Supplied data
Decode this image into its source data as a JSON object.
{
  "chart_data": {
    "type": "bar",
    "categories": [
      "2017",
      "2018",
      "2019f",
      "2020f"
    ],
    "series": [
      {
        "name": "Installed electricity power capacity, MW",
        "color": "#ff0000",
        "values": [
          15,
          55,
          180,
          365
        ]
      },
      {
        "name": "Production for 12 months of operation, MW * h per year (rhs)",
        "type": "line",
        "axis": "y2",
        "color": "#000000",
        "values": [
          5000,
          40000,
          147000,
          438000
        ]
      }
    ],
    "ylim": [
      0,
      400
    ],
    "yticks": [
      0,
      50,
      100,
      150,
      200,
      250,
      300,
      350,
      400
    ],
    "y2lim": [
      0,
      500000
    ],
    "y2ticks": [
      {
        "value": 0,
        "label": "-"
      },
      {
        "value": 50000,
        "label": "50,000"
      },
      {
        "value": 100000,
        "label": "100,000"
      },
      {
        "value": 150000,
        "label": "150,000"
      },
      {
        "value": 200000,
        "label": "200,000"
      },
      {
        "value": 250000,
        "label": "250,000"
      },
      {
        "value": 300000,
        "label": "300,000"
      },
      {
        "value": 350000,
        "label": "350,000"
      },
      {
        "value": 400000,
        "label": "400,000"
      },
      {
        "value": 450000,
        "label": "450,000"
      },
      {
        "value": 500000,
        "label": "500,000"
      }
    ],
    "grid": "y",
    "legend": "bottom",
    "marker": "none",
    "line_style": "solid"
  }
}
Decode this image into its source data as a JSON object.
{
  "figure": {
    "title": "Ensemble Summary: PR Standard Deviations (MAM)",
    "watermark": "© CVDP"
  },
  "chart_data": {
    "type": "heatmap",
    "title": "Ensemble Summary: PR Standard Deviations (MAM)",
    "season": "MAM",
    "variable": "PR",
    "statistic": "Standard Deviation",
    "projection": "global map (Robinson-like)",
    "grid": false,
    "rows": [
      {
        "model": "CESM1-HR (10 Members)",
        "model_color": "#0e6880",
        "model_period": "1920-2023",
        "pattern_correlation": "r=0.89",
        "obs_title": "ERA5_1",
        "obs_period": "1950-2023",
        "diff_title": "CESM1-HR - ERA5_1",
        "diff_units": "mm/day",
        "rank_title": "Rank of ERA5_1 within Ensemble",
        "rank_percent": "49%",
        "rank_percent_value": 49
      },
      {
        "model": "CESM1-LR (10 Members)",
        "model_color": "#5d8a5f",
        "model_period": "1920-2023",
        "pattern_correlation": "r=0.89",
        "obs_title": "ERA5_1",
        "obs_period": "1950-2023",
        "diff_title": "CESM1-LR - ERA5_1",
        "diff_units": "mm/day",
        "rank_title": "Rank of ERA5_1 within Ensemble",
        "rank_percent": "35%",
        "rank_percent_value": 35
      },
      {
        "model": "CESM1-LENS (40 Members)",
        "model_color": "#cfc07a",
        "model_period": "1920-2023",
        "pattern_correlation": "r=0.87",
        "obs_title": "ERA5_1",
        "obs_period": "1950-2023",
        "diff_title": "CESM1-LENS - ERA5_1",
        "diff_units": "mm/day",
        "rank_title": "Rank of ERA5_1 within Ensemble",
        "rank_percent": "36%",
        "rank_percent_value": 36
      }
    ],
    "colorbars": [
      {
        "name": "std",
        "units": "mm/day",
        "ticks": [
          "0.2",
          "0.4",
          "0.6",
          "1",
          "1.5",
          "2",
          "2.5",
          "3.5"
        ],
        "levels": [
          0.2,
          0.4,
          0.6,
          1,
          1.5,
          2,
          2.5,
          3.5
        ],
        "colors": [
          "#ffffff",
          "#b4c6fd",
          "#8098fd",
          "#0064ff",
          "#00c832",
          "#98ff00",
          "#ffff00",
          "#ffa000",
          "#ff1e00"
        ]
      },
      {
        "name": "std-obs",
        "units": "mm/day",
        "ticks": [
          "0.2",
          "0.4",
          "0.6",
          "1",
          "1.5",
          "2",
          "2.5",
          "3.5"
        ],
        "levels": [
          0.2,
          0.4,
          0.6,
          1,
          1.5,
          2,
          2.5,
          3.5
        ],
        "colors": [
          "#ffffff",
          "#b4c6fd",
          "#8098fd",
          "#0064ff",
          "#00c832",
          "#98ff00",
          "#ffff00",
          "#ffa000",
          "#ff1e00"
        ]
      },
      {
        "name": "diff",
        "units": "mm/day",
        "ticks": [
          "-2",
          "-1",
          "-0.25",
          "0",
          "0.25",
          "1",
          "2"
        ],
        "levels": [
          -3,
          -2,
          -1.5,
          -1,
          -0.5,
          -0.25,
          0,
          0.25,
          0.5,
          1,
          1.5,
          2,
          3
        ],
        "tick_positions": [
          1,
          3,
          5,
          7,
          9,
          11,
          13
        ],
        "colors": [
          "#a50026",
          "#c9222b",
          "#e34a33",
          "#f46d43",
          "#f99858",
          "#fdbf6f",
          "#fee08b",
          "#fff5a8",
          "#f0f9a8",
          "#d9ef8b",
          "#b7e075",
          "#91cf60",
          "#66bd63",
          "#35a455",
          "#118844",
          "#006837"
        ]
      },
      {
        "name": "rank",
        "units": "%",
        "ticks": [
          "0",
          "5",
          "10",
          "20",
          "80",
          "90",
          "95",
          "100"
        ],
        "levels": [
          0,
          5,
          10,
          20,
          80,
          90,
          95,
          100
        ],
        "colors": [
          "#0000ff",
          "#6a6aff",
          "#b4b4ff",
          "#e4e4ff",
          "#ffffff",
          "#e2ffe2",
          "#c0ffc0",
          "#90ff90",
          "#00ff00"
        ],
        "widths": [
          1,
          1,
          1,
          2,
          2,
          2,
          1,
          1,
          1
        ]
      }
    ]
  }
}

Request
Extract every entry above as it appears.

Output below
Decode this image into its source data as a JSON object.
{
  "chart_data": {
    "type": "bar",
    "categories": [
      "2017",
      "2018",
      "2019f",
      "2020f"
    ],
    "series": [
      {
        "name": "Installed electricity power capacity, MW",
        "color": "#ff0000",
        "values": [
          15,
          55,
          180,
          365
        ]
      },
      {
        "name": "Production for 12 months of operation, MW * h per year (rhs)",
        "type": "line",
        "axis": "y2",
        "color": "#000000",
        "values": [
          5000,
          40000,
          147000,
          438000
        ]
      }
    ],
    "ylim": [
      0,
      400
    ],
    "yticks": [
      0,
      50,
      100,
      150,
      200,
      250,
      300,
      350,
      400
    ],
    "y2lim": [
      0,
      500000
    ],
    "y2ticks": [
      {
        "value": 0,
        "label": "-"
      },
      {
        "value": 50000,
        "label": "50,000"
      },
      {
        "value": 100000,
        "label": "100,000"
      },
      {
        "value": 150000,
        "label": "150,000"
      },
      {
        "value": 200000,
        "label": "200,000"
      },
      {
        "value": 250000,
        "label": "250,000"
      },
      {
        "value": 300000,
        "label": "300,000"
      },
      {
        "value": 350000,
        "label": "350,000"
      },
      {
        "value": 400000,
        "label": "400,000"
      },
      {
        "value": 450000,
        "label": "450,000"
      },
      {
        "value": 500000,
        "label": "500,000"
      }
    ],
    "grid": "y",
    "legend": "bottom",
    "marker": "none",
    "line_style": "solid"
  }
}
Decode this image into its source data as a JSON object.
{
  "figure": {
    "title": "Ensemble Summary: PR Standard Deviations (MAM)",
    "watermark": "© CVDP"
  },
  "chart_data": {
    "type": "heatmap",
    "title": "Ensemble Summary: PR Standard Deviations (MAM)",
    "season": "MAM",
    "variable": "PR",
    "statistic": "Standard Deviation",
    "projection": "global map (Robinson-like)",
    "grid": false,
    "rows": [
      {
        "model": "CESM1-HR (10 Members)",
        "model_color": "#0e6880",
        "model_period": "1920-2023",
        "pattern_correlation": "r=0.89",
        "obs_title": "ERA5_1",
        "obs_period": "1950-2023",
        "diff_title": "CESM1-HR - ERA5_1",
        "diff_units": "mm/day",
        "rank_title": "Rank of ERA5_1 within Ensemble",
        "rank_percent": "49%",
        "rank_percent_value": 49
      },
      {
        "model": "CESM1-LR (10 Members)",
        "model_color": "#5d8a5f",
        "model_period": "1920-2023",
        "pattern_correlation": "r=0.89",
        "obs_title": "ERA5_1",
        "obs_period": "1950-2023",
        "diff_title": "CESM1-LR - ERA5_1",
        "diff_units": "mm/day",
        "rank_title": "Rank of ERA5_1 within Ensemble",
        "rank_percent": "35%",
        "rank_percent_value": 35
      },
      {
        "model": "CESM1-LENS (40 Members)",
        "model_color": "#cfc07a",
        "model_period": "1920-2023",
        "pattern_correlation": "r=0.87",
        "obs_title": "ERA5_1",
        "obs_period": "1950-2023",
        "diff_title": "CESM1-LENS - ERA5_1",
        "diff_units": "mm/day",
        "rank_title": "Rank of ERA5_1 within Ensemble",
        "rank_percent": "36%",
        "rank_percent_value": 36
      }
    ],
    "colorbars": [
      {
        "name": "std",
        "units": "mm/day",
        "ticks": [
          "0.2",
          "0.4",
          "0.6",
          "1",
          "1.5",
          "2",
          "2.5",
          "3.5"
        ],
        "levels": [
          0.2,
          0.4,
          0.6,
          1,
          1.5,
          2,
          2.5,
          3.5
        ],
        "colors": [
          "#ffffff",
          "#b4c6fd",
          "#8098fd",
          "#0064ff",
          "#00c832",
          "#98ff00",
          "#ffff00",
          "#ffa000",
          "#ff1e00"
        ]
      },
      {
        "name": "std-obs",
        "units": "mm/day",
        "ticks": [
          "0.2",
          "0.4",
          "0.6",
          "1",
          "1.5",
          "2",
          "2.5",
          "3.5"
        ],
        "levels": [
          0.2,
          0.4,
          0.6,
          1,
          1.5,
          2,
          2.5,
          3.5
        ],
        "colors": [
          "#ffffff",
          "#b4c6fd",
          "#8098fd",
          "#0064ff",
          "#00c832",
          "#98ff00",
          "#ffff00",
          "#ffa000",
          "#ff1e00"
        ]
      },
      {
        "name": "diff",
        "units": "mm/day",
        "ticks": [
          "-2",
          "-1",
          "-0.25",
          "0",
          "0.25",
          "1",
          "2"
        ],
        "levels": [
          -3,
          -2,
          -1.5,
          -1,
          -0.5,
          -0.25,
          0,
          0.25,
          0.5,
          1,
          1.5,
          2,
          3
        ],
        "tick_positions": [
          1,
          3,
          5,
          7,
          9,
          11,
          13
        ],
        "colors": [
          "#a50026",
          "#c9222b",
          "#e34a33",
          "#f46d43",
          "#f99858",
          "#fdbf6f",
          "#fee08b",
          "#fff5a8",
          "#f0f9a8",
          "#d9ef8b",
          "#b7e075",
          "#91cf60",
          "#66bd63",
          "#35a455",
          "#118844",
          "#006837"
        ]
      },
      {
        "name": "rank",
        "units": "%",
        "ticks": [
          "0",
          "5",
          "10",
          "20",
          "80",
          "90",
          "95",
          "100"
        ],
        "levels": [
          0,
          5,
          10,
          20,
          80,
          90,
          95,
          100
        ],
        "colors": [
          "#0000ff",
          "#6a6aff",
          "#b4b4ff",
          "#e4e4ff",
          "#ffffff",
          "#e2ffe2",
          "#c0ffc0",
          "#90ff90",
          "#00ff00"
        ],
        "widths": [
          1,
          1,
          1,
          2,
          2,
          2,
          1,
          1,
          1
        ]
      }
    ]
  }
}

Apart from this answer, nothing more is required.